● **Task item**
Look through the data that follows and copy each line with the string "Springer".

───── Entries provided

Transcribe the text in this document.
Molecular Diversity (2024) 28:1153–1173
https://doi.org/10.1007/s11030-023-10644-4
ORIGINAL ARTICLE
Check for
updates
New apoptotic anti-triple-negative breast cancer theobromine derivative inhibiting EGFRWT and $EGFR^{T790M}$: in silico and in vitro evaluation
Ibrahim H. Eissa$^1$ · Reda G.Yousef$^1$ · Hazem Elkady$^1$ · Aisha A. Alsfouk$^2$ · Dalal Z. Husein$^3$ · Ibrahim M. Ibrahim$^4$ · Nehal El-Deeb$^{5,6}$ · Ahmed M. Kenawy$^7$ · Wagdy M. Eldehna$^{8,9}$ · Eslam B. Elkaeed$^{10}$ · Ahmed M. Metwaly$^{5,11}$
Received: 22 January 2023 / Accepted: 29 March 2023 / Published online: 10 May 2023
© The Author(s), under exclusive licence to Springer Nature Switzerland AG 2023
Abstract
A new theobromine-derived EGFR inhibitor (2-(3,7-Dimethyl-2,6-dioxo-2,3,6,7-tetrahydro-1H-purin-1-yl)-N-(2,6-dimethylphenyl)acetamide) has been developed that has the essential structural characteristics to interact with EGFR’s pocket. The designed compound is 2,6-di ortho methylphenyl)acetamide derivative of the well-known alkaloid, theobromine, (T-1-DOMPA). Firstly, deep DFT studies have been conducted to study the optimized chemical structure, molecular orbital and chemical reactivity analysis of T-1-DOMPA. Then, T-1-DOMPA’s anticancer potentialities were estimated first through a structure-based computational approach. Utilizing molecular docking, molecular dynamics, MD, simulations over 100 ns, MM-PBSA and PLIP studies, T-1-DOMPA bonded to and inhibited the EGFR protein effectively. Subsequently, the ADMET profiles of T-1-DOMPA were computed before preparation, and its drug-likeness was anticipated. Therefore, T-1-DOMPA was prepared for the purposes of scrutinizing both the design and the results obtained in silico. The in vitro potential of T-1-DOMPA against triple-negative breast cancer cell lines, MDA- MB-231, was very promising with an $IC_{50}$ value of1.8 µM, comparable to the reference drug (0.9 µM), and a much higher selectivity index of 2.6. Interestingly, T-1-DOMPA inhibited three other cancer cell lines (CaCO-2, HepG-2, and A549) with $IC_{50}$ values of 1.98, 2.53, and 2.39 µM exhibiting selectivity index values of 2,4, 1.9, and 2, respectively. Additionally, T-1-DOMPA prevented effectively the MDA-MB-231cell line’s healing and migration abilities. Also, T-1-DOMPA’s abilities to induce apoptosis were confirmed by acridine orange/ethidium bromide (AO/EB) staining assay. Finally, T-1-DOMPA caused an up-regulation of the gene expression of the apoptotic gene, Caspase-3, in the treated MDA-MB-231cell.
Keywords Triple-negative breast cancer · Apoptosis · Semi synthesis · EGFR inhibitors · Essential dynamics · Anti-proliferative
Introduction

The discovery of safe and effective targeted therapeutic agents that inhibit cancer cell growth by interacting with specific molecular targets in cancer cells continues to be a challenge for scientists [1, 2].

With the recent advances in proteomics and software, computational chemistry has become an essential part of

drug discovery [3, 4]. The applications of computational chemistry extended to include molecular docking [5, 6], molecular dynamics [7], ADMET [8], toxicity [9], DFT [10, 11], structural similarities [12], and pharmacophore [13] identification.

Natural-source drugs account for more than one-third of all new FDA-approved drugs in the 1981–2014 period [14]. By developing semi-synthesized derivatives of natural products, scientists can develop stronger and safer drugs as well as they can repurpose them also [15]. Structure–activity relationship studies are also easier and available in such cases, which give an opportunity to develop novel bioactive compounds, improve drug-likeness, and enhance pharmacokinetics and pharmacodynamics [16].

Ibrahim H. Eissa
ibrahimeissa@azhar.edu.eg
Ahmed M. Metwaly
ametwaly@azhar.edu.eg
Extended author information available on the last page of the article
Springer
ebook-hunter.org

──────────

● **Problem solution**
© The Author(s), under exclusive licence to Springer Nature Switzerland AG 2023
Springer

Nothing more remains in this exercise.